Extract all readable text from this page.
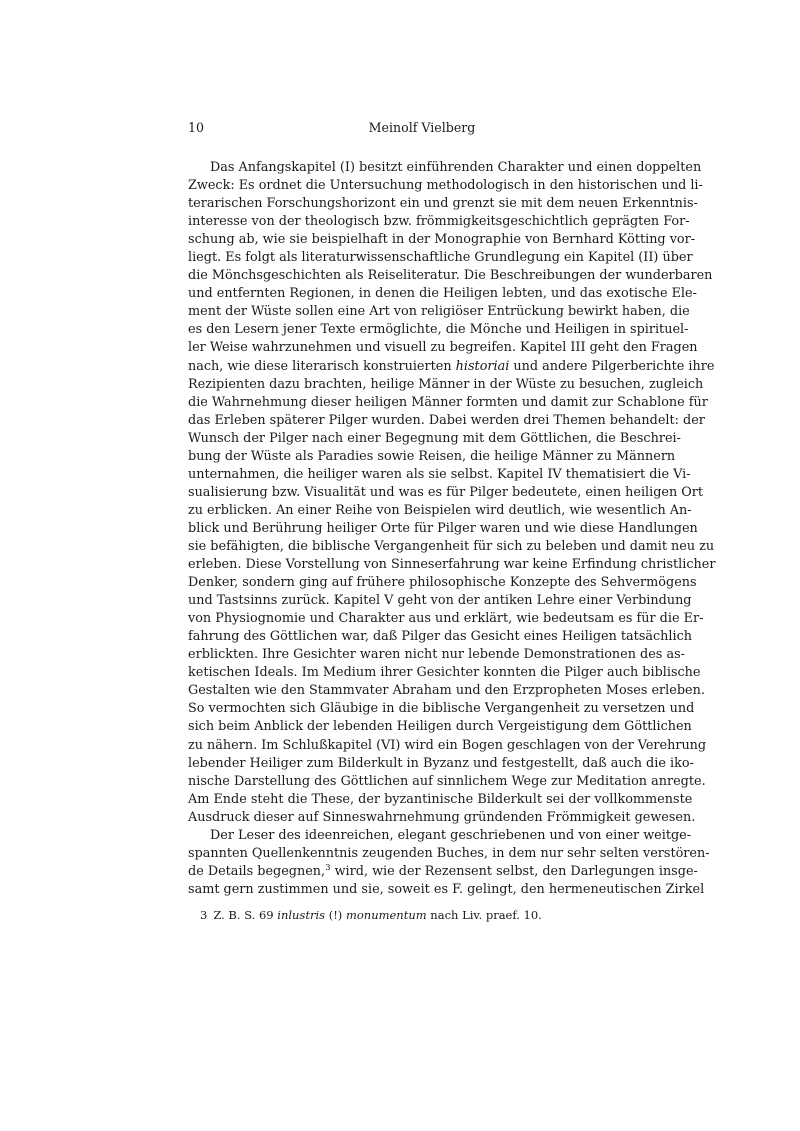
10	Meinolf Vielberg
Das Anfangskapitel (I) besitzt einführenden Charakter und einen doppelten
Zweck: Es ordnet die Untersuchung methodologisch in den historischen und li-
terarischen Forschungshorizont ein und grenzt sie mit dem neuen Erkenntnis-
interesse von der theologisch bzw. frömmigkeitsgeschichtlich geprägten For-
schung ab, wie sie beispielhaft in der Monographie von Bernhard Kötting vor-
liegt. Es folgt als literaturwissenschaftliche Grundlegung ein Kapitel (II) über
die Mönchsgeschichten als Reiseliteratur. Die Beschreibungen der wunderbaren
und entfernten Regionen, in denen die Heiligen lebten, und das exotische Ele-
ment der Wüste sollen eine Art von religiöser Entrückung bewirkt haben, die
es den Lesern jener Texte ermöglichte, die Mönche und Heiligen in spirituel-
ler Weise wahrzunehmen und visuell zu begreifen. Kapitel III geht den Fragen
nach, wie diese literarisch konstruierten historiai und andere Pilgerberichte ihre
Rezipienten dazu brachten, heilige Männer in der Wüste zu besuchen, zugleich
die Wahrnehmung dieser heiligen Männer formten und damit zur Schablone für
das Erleben späterer Pilger wurden. Dabei werden drei Themen behandelt: der
Wunsch der Pilger nach einer Begegnung mit dem Göttlichen, die Beschrei-
bung der Wüste als Paradies sowie Reisen, die heilige Männer zu Männern
unternahmen, die heiliger waren als sie selbst. Kapitel IV thematisiert die Vi-
sualisierung bzw. Visualität und was es für Pilger bedeutete, einen heiligen Ort
zu erblicken. An einer Reihe von Beispielen wird deutlich, wie wesentlich An-
blick und Berührung heiliger Orte für Pilger waren und wie diese Handlungen
sie befähigten, die biblische Vergangenheit für sich zu beleben und damit neu zu
erleben. Diese Vorstellung von Sinneserfahrung war keine Erfindung christlicher
Denker, sondern ging auf frühere philosophische Konzepte des Sehvermögens
und Tastsinns zurück. Kapitel V geht von der antiken Lehre einer Verbindung
von Physiognomie und Charakter aus und erklärt, wie bedeutsam es für die Er-
fahrung des Göttlichen war, daß Pilger das Gesicht eines Heiligen tatsächlich
erblickten. Ihre Gesichter waren nicht nur lebende Demonstrationen des as-
ketischen Ideals. Im Medium ihrer Gesichter konnten die Pilger auch biblische
Gestalten wie den Stammvater Abraham und den Erzpropheten Moses erleben.
So vermochten sich Gläubige in die biblische Vergangenheit zu versetzen und
sich beim Anblick der lebenden Heiligen durch Vergeistigung dem Göttlichen
zu nähern. Im Schlußkapitel (VI) wird ein Bogen geschlagen von der Verehrung
lebender Heiliger zum Bilderkult in Byzanz und festgestellt, daß auch die iko-
nische Darstellung des Göttlichen auf sinnlichem Wege zur Meditation anregte.
Am Ende steht die These, der byzantinische Bilderkult sei der vollkommenste
Ausdruck dieser auf Sinneswahrnehmung gründenden Frömmigkeit gewesen.
Der Leser des ideenreichen, elegant geschriebenen und von einer weitge-
spannten Quellenkenntnis zeugenden Buches, in dem nur sehr selten verstören-
de Details begegnen,$^3$ wird, wie der Rezensent selbst, den Darlegungen insge-
samt gern zustimmen und sie, soweit es F. gelingt, den hermeneutischen Zirkel
3 Z. B. S. 69 inlustris (!) monumentum nach Liv. praef. 10.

# # # # #

Work to complete:
State how many lines include the string "Bilderkult". Give no other information.

Answer for the task:
2